- **Problem requirements**: Gather up the lines that contain "link".

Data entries
# # #
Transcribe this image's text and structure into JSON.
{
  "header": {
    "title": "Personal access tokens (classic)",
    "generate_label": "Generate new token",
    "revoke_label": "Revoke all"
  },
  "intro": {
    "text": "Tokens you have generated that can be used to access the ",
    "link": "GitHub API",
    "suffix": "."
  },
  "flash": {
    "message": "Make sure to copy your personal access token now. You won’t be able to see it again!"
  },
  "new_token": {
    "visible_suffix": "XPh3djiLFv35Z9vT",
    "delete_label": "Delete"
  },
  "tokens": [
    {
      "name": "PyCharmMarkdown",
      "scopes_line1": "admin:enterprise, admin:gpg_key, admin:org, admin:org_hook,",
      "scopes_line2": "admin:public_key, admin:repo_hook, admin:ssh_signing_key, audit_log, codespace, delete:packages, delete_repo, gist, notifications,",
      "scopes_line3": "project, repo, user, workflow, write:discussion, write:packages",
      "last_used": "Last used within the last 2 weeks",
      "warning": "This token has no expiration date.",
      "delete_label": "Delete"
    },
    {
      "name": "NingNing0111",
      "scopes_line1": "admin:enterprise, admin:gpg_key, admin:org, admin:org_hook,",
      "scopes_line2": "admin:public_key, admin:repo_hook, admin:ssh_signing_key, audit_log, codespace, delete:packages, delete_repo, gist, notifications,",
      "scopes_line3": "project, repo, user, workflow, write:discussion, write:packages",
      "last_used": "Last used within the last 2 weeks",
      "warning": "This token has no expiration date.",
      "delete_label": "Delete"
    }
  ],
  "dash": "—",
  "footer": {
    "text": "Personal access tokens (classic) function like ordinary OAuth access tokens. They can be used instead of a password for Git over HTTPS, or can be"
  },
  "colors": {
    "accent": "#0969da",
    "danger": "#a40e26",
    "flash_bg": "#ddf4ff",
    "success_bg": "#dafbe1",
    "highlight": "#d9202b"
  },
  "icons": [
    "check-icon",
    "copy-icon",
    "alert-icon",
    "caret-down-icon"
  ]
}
# # #
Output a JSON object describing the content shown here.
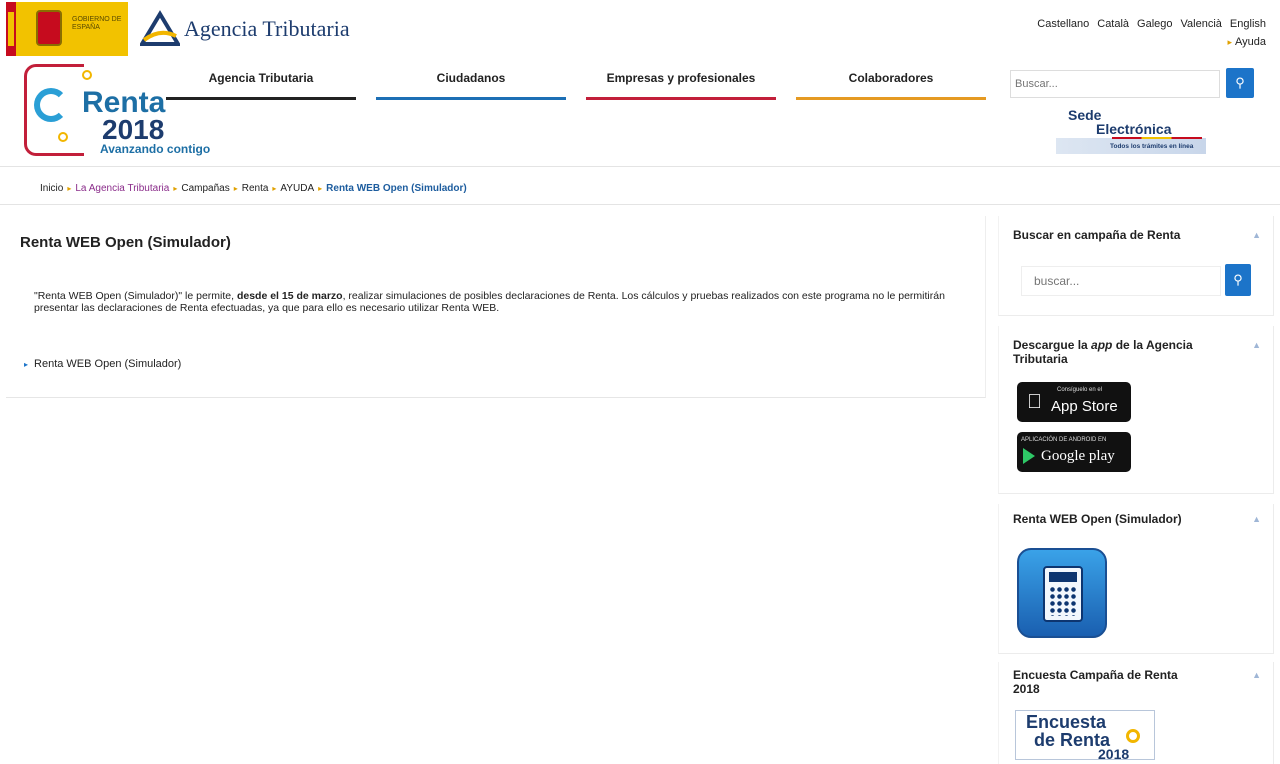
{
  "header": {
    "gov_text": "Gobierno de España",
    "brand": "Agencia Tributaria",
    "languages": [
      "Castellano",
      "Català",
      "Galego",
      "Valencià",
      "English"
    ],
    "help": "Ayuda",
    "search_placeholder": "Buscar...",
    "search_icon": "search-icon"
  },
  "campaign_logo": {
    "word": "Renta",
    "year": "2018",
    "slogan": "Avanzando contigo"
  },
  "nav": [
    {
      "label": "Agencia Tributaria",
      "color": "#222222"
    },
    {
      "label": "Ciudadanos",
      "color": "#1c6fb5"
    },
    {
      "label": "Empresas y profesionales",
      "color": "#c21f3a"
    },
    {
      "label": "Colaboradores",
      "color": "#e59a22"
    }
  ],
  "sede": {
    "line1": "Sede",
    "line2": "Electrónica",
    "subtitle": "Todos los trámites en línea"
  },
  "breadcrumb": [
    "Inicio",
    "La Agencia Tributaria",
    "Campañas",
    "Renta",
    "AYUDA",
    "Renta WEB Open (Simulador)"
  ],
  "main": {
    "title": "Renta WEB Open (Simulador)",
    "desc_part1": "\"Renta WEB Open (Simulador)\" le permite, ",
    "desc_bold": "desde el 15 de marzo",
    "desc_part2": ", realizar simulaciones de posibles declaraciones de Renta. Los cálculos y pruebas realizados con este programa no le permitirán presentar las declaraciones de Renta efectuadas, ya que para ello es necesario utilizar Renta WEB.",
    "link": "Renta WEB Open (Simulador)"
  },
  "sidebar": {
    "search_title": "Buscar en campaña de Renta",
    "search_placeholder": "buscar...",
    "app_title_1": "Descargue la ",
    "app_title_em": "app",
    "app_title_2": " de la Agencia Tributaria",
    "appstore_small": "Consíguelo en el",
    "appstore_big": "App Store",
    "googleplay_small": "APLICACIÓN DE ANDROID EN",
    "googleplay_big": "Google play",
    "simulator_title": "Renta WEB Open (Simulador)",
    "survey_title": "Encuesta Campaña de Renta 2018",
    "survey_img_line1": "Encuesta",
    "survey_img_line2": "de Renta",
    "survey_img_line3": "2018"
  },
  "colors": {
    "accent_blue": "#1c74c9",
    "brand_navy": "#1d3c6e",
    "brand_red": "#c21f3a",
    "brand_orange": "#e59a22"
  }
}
# # #
- **Response below**:
    "link": "GitHub API",
    "link": "Renta WEB Open (Simulador)"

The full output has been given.